_THE TASK_: Copy these lines without changing anything.

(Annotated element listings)
--- Begin ---
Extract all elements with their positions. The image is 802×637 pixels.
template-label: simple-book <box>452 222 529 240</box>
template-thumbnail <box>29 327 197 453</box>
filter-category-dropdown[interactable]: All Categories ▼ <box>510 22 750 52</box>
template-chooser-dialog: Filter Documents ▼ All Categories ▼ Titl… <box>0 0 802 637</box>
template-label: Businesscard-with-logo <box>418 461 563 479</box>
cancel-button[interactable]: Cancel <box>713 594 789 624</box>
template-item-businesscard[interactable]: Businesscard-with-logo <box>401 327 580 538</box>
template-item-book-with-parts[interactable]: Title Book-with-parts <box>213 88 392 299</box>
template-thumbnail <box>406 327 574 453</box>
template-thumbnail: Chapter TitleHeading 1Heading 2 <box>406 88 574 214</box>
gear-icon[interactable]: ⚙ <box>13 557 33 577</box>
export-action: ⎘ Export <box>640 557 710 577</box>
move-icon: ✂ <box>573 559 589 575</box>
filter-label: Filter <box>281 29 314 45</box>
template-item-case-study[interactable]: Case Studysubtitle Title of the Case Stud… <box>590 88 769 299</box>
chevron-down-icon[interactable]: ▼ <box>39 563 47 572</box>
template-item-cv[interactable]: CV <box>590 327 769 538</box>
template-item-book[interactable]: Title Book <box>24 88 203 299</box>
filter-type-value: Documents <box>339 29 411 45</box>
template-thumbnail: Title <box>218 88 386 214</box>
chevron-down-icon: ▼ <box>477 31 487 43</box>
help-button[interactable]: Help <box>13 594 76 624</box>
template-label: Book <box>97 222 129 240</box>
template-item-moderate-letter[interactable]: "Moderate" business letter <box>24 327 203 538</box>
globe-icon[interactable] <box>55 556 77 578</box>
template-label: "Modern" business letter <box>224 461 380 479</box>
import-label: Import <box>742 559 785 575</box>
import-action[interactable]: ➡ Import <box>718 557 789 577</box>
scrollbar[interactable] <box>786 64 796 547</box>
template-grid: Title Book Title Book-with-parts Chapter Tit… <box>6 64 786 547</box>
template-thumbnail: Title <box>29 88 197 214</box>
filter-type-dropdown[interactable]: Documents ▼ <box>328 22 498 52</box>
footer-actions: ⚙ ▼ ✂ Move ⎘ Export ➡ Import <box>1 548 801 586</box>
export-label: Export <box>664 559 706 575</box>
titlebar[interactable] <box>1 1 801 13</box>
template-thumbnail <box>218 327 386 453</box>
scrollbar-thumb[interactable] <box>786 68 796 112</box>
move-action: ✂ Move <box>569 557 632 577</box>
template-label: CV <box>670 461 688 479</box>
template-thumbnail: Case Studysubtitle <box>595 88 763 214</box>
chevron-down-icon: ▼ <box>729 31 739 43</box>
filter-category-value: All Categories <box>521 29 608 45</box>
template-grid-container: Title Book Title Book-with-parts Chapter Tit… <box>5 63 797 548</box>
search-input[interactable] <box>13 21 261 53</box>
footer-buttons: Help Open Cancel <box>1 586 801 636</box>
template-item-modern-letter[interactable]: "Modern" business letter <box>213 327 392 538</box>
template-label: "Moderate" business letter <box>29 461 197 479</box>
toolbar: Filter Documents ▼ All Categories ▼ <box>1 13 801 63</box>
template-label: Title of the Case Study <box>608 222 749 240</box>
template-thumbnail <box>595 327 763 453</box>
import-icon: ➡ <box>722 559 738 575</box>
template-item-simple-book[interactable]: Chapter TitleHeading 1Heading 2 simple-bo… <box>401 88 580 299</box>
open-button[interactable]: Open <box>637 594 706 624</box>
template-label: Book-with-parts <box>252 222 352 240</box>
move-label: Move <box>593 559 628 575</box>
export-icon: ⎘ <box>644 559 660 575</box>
--- End ---
_SOLUTION FOR THIS TASK_:
Extract all elements with their positions. The image is 802×637 pixels.
template-label: simple-book <box>452 222 529 240</box>
template-thumbnail <box>29 327 197 453</box>
filter-category-dropdown[interactable]: All Categories ▼ <box>510 22 750 52</box>
template-chooser-dialog: Filter Documents ▼ All Categories ▼ Titl… <box>0 0 802 637</box>
template-label: Businesscard-with-logo <box>418 461 563 479</box>
cancel-button[interactable]: Cancel <box>713 594 789 624</box>
template-item-businesscard[interactable]: Businesscard-with-logo <box>401 327 580 538</box>
template-item-book-with-parts[interactable]: Title Book-with-parts <box>213 88 392 299</box>
template-thumbnail <box>406 327 574 453</box>
template-thumbnail: Chapter TitleHeading 1Heading 2 <box>406 88 574 214</box>
gear-icon[interactable]: ⚙ <box>13 557 33 577</box>
export-action: ⎘ Export <box>640 557 710 577</box>
move-icon: ✂ <box>573 559 589 575</box>
filter-label: Filter <box>281 29 314 45</box>
template-item-case-study[interactable]: Case Studysubtitle Title of the Case Stud… <box>590 88 769 299</box>
chevron-down-icon[interactable]: ▼ <box>39 563 47 572</box>
template-item-cv[interactable]: CV <box>590 327 769 538</box>
template-item-book[interactable]: Title Book <box>24 88 203 299</box>
filter-type-value: Documents <box>339 29 411 45</box>
template-thumbnail: Title <box>218 88 386 214</box>
chevron-down-icon: ▼ <box>477 31 487 43</box>
help-button[interactable]: Help <box>13 594 76 624</box>
template-label: Book <box>97 222 129 240</box>
template-item-moderate-letter[interactable]: "Moderate" business letter <box>24 327 203 538</box>
globe-icon[interactable] <box>55 556 77 578</box>
template-label: "Modern" business letter <box>224 461 380 479</box>
import-label: Import <box>742 559 785 575</box>
import-action[interactable]: ➡ Import <box>718 557 789 577</box>
scrollbar[interactable] <box>786 64 796 547</box>
template-grid: Title Book Title Book-with-parts Chapter Tit… <box>6 64 786 547</box>
template-thumbnail: Title <box>29 88 197 214</box>
filter-type-dropdown[interactable]: Documents ▼ <box>328 22 498 52</box>
footer-actions: ⚙ ▼ ✂ Move ⎘ Export ➡ Import <box>1 548 801 586</box>
export-label: Export <box>664 559 706 575</box>
titlebar[interactable] <box>1 1 801 13</box>
template-thumbnail <box>218 327 386 453</box>
scrollbar-thumb[interactable] <box>786 68 796 112</box>
move-action: ✂ Move <box>569 557 632 577</box>
template-label: CV <box>670 461 688 479</box>
template-thumbnail: Case Studysubtitle <box>595 88 763 214</box>
chevron-down-icon: ▼ <box>729 31 739 43</box>
filter-category-value: All Categories <box>521 29 608 45</box>
template-grid-container: Title Book Title Book-with-parts Chapter Tit… <box>5 63 797 548</box>
search-input[interactable] <box>13 21 261 53</box>
footer-buttons: Help Open Cancel <box>1 586 801 636</box>
template-item-modern-letter[interactable]: "Modern" business letter <box>213 327 392 538</box>
template-label: "Moderate" business letter <box>29 461 197 479</box>
toolbar: Filter Documents ▼ All Categories ▼ <box>1 13 801 63</box>
template-label: Title of the Case Study <box>608 222 749 240</box>
template-thumbnail <box>595 327 763 453</box>
import-icon: ➡ <box>722 559 738 575</box>
template-item-simple-book[interactable]: Chapter TitleHeading 1Heading 2 simple-bo… <box>401 88 580 299</box>
open-button[interactable]: Open <box>637 594 706 624</box>
template-label: Book-with-parts <box>252 222 352 240</box>
move-label: Move <box>593 559 628 575</box>
export-icon: ⎘ <box>644 559 660 575</box>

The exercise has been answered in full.